- Short exercise:
Reproduce every line of the records below word for word, leaving out the pictures.

- Records for this task:
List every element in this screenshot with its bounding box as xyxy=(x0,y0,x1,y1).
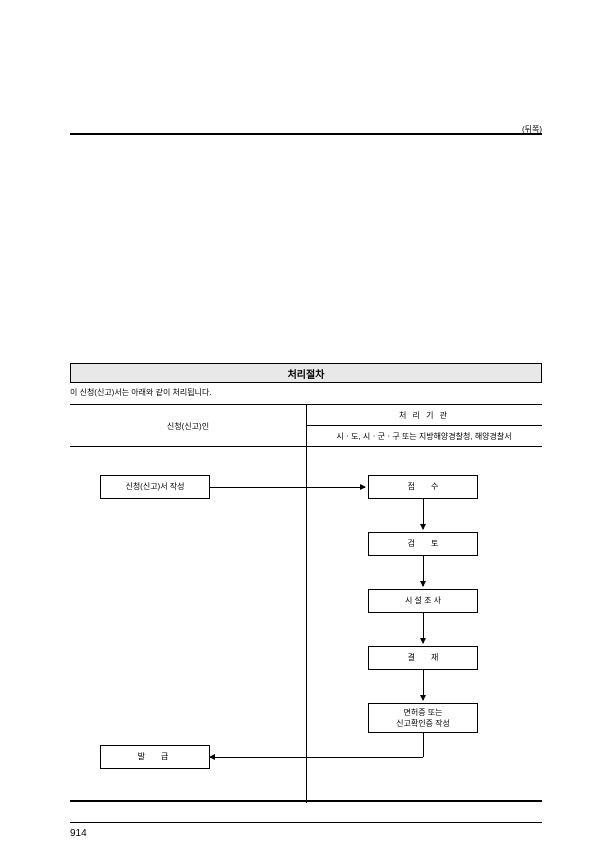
node-review: 검 토 xyxy=(368,532,478,556)
node-apply: 신청(신고)서 작성 xyxy=(100,475,210,499)
header-applicant: 신청(신고)인 xyxy=(70,405,306,447)
node-inspect: 시 설 조 사 xyxy=(368,589,478,613)
arrow-review-to-inspect xyxy=(423,556,424,586)
node-receive: 접 수 xyxy=(368,475,478,499)
arrow-receive-to-review xyxy=(423,499,424,529)
notice-text: 이 신청(신고)서는 아래와 같이 처리됩니다. xyxy=(70,387,212,398)
arrow-approve-to-cert xyxy=(423,670,424,700)
top-rule xyxy=(70,133,542,135)
arrow-apply-to-receive xyxy=(210,487,365,488)
header-agency-title: 처 리 기 관 xyxy=(306,405,542,426)
header-agency-detail: 시ㆍ도, 시ㆍ군ㆍ구 또는 지방해양경찰청, 해양경찰서 xyxy=(306,426,542,447)
arrow-to-issue xyxy=(210,757,423,758)
arrow-inspect-to-approve xyxy=(423,613,424,643)
arrow-cert-down xyxy=(423,733,424,757)
node-issue: 발 급 xyxy=(100,745,210,769)
header-agency-wrap: 처 리 기 관 시ㆍ도, 시ㆍ군ㆍ구 또는 지방해양경찰청, 해양경찰서 xyxy=(306,405,542,447)
process-table: 신청(신고)인 처 리 기 관 시ㆍ도, 시ㆍ군ㆍ구 또는 지방해양경찰청, 해… xyxy=(70,404,542,802)
bottom-rule xyxy=(70,822,542,823)
table-header-row: 신청(신고)인 처 리 기 관 시ㆍ도, 시ㆍ군ㆍ구 또는 지방해양경찰청, 해… xyxy=(70,405,542,447)
page-number: 914 xyxy=(70,828,87,839)
node-approve: 결 재 xyxy=(368,646,478,670)
node-cert: 면허증 또는 신고확인증 작성 xyxy=(368,703,478,733)
section-title: 처리절차 xyxy=(70,363,542,383)
vertical-divider xyxy=(306,405,307,803)
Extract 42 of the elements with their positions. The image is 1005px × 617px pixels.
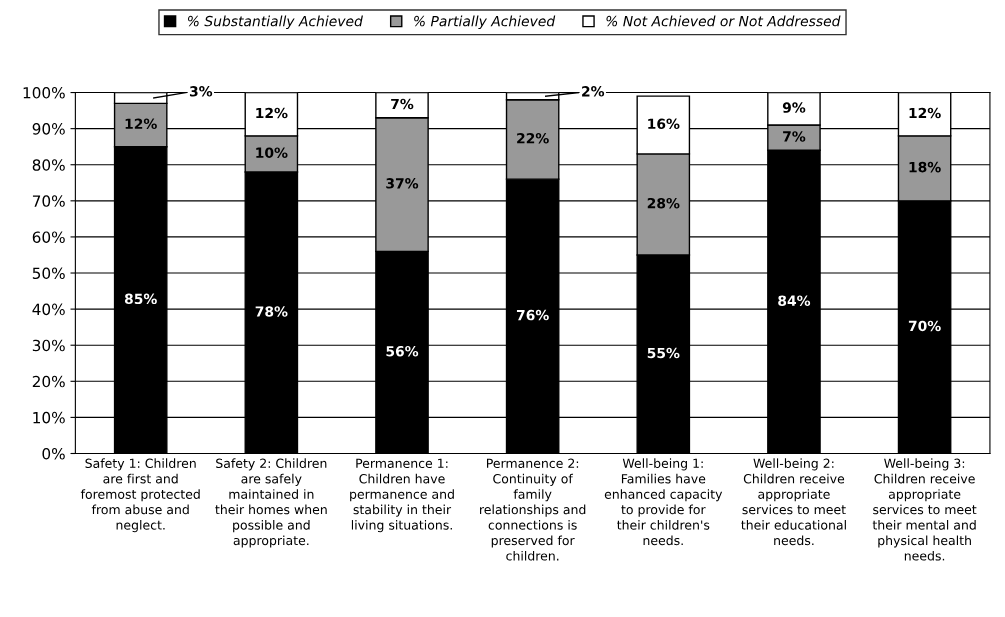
data-label: 56% xyxy=(386,345,419,357)
x-tick-label: Permanence 2: Continuity of family relationships and connections is preserved for children. xyxy=(480,458,586,561)
data-label: 12% xyxy=(909,107,941,119)
data-label: 16% xyxy=(648,118,680,130)
y-tick-label: 10% xyxy=(33,411,65,424)
y-tick-label: 90% xyxy=(32,123,65,135)
data-label: 18% xyxy=(909,161,941,173)
x-tick-label: Safety 2: Children are safely maintained in their homes when possible and appropriate. xyxy=(215,458,327,548)
data-label: 12% xyxy=(125,118,157,130)
data-label: 3% xyxy=(189,86,213,97)
data-label: 70% xyxy=(908,320,941,332)
data-label: 7% xyxy=(391,98,414,110)
data-label: 12% xyxy=(256,107,288,119)
data-label: 2% xyxy=(582,86,605,97)
y-tick-label: 50% xyxy=(32,267,65,280)
data-label: 10% xyxy=(256,147,288,158)
data-label: 9% xyxy=(782,102,806,113)
y-tick-label: 60% xyxy=(32,231,65,243)
x-tick-label: Well-being 3: Children receive appropriate services to meet their mental and physical health needs. xyxy=(872,458,977,561)
x-tick-label: Permanence 1: Children have permanence and stability in their living situations. xyxy=(350,458,454,533)
data-label: 78% xyxy=(255,306,288,317)
data-label: 7% xyxy=(783,131,806,142)
x-tick-label: Safety 1: Children are first and foremost protected from abuse and neglect. xyxy=(80,458,200,533)
y-tick-label: 70% xyxy=(32,195,65,207)
y-tick-label: 0% xyxy=(42,447,65,460)
y-tick-label: 100% xyxy=(23,87,65,99)
x-tick-label: Well-being 2: Children receive appropriate services to meet their educational needs. xyxy=(741,458,846,546)
y-tick-label: 80% xyxy=(32,159,65,171)
y-tick-label: 40% xyxy=(32,303,65,316)
data-label: 85% xyxy=(124,293,157,305)
y-tick-label: 20% xyxy=(32,375,65,388)
legend-label: % Substantially Achieved xyxy=(188,15,363,30)
legend-label: % Partially Achieved xyxy=(414,15,556,30)
data-label: 76% xyxy=(516,309,549,321)
data-label: 55% xyxy=(647,347,680,359)
legend-label: % Not Achieved or Not Addressed xyxy=(606,15,841,27)
data-label: 37% xyxy=(386,178,419,189)
y-tick-label: 30% xyxy=(32,339,65,352)
data-label: 84% xyxy=(778,295,811,306)
data-label: 28% xyxy=(647,197,680,209)
data-label: 22% xyxy=(517,133,549,144)
x-tick-label: Well-being 1: Families have enhanced capacity to provide for their children's needs. xyxy=(604,458,723,546)
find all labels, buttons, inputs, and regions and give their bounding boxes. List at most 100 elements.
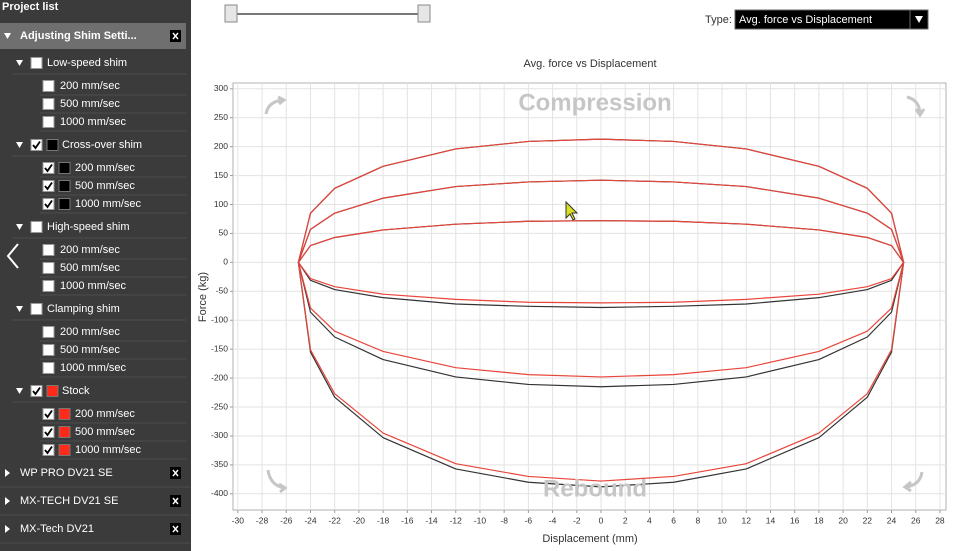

- Result of this exercise:
List every element in this screenshot with its bounding box as xyxy=(x0,y0,x1,y1).
node-review: 검 토 xyxy=(368,532,478,556)
node-apply: 신청(신고)서 작성 xyxy=(100,475,210,499)
header-applicant: 신청(신고)인 xyxy=(70,405,306,447)
node-inspect: 시 설 조 사 xyxy=(368,589,478,613)
arrow-review-to-inspect xyxy=(423,556,424,586)
node-receive: 접 수 xyxy=(368,475,478,499)
arrow-receive-to-review xyxy=(423,499,424,529)
notice-text: 이 신청(신고)서는 아래와 같이 처리됩니다. xyxy=(70,387,212,398)
arrow-approve-to-cert xyxy=(423,670,424,700)
top-rule xyxy=(70,133,542,135)
arrow-apply-to-receive xyxy=(210,487,365,488)
header-agency-title: 처 리 기 관 xyxy=(306,405,542,426)
header-agency-detail: 시ㆍ도, 시ㆍ군ㆍ구 또는 지방해양경찰청, 해양경찰서 xyxy=(306,426,542,447)
arrow-to-issue xyxy=(210,757,423,758)
arrow-inspect-to-approve xyxy=(423,613,424,643)
arrow-cert-down xyxy=(423,733,424,757)
node-issue: 발 급 xyxy=(100,745,210,769)
header-agency-wrap: 처 리 기 관 시ㆍ도, 시ㆍ군ㆍ구 또는 지방해양경찰청, 해양경찰서 xyxy=(306,405,542,447)
process-table: 신청(신고)인 처 리 기 관 시ㆍ도, 시ㆍ군ㆍ구 또는 지방해양경찰청, 해… xyxy=(70,404,542,802)
bottom-rule xyxy=(70,822,542,823)
table-header-row: 신청(신고)인 처 리 기 관 시ㆍ도, 시ㆍ군ㆍ구 또는 지방해양경찰청, 해… xyxy=(70,405,542,447)
page-number: 914 xyxy=(70,828,87,839)
node-approve: 결 재 xyxy=(368,646,478,670)
node-cert: 면허증 또는 신고확인증 작성 xyxy=(368,703,478,733)
section-title: 처리절차 xyxy=(70,363,542,383)
vertical-divider xyxy=(306,405,307,803)
Extract 42 of the elements with their positions. The image is 1005px × 617px pixels.
data-label: 56% xyxy=(386,345,419,357)
x-tick-label: Permanence 2: Continuity of family relationships and connections is preserved for children. xyxy=(480,458,586,561)
data-label: 12% xyxy=(909,107,941,119)
data-label: 16% xyxy=(648,118,680,130)
y-tick-label: 10% xyxy=(33,411,65,424)
y-tick-label: 90% xyxy=(32,123,65,135)
data-label: 18% xyxy=(909,161,941,173)
x-tick-label: Safety 2: Children are safely maintained in their homes when possible and appropriate. xyxy=(215,458,327,548)
data-label: 12% xyxy=(125,118,157,130)
data-label: 3% xyxy=(189,86,213,97)
data-label: 70% xyxy=(908,320,941,332)
data-label: 7% xyxy=(391,98,414,110)
data-label: 12% xyxy=(256,107,288,119)
data-label: 2% xyxy=(582,86,605,97)
y-tick-label: 50% xyxy=(32,267,65,280)
data-label: 10% xyxy=(256,147,288,158)
data-label: 9% xyxy=(782,102,806,113)
y-tick-label: 60% xyxy=(32,231,65,243)
x-tick-label: Well-being 3: Children receive appropriate services to meet their mental and physical health needs. xyxy=(872,458,977,561)
x-tick-label: Permanence 1: Children have permanence and stability in their living situations. xyxy=(350,458,454,533)
data-label: 78% xyxy=(255,306,288,317)
data-label: 7% xyxy=(783,131,806,142)
x-tick-label: Safety 1: Children are first and foremost protected from abuse and neglect. xyxy=(80,458,200,533)
y-tick-label: 70% xyxy=(32,195,65,207)
y-tick-label: 0% xyxy=(42,447,65,460)
y-tick-label: 100% xyxy=(23,87,65,99)
x-tick-label: Well-being 2: Children receive appropriate services to meet their educational needs. xyxy=(741,458,846,546)
y-tick-label: 80% xyxy=(32,159,65,171)
y-tick-label: 40% xyxy=(32,303,65,316)
data-label: 85% xyxy=(124,293,157,305)
y-tick-label: 20% xyxy=(32,375,65,388)
legend-label: % Substantially Achieved xyxy=(188,15,363,30)
legend-label: % Partially Achieved xyxy=(414,15,556,30)
data-label: 76% xyxy=(516,309,549,321)
data-label: 55% xyxy=(647,347,680,359)
legend-label: % Not Achieved or Not Addressed xyxy=(606,15,841,27)
data-label: 37% xyxy=(386,178,419,189)
y-tick-label: 30% xyxy=(32,339,65,352)
data-label: 84% xyxy=(778,295,811,306)
data-label: 28% xyxy=(647,197,680,209)
data-label: 22% xyxy=(517,133,549,144)
x-tick-label: Well-being 1: Families have enhanced capacity to provide for their children's needs. xyxy=(604,458,723,546)
find all labels, buttons, inputs, and regions and give their bounding boxes. List at most 100 elements.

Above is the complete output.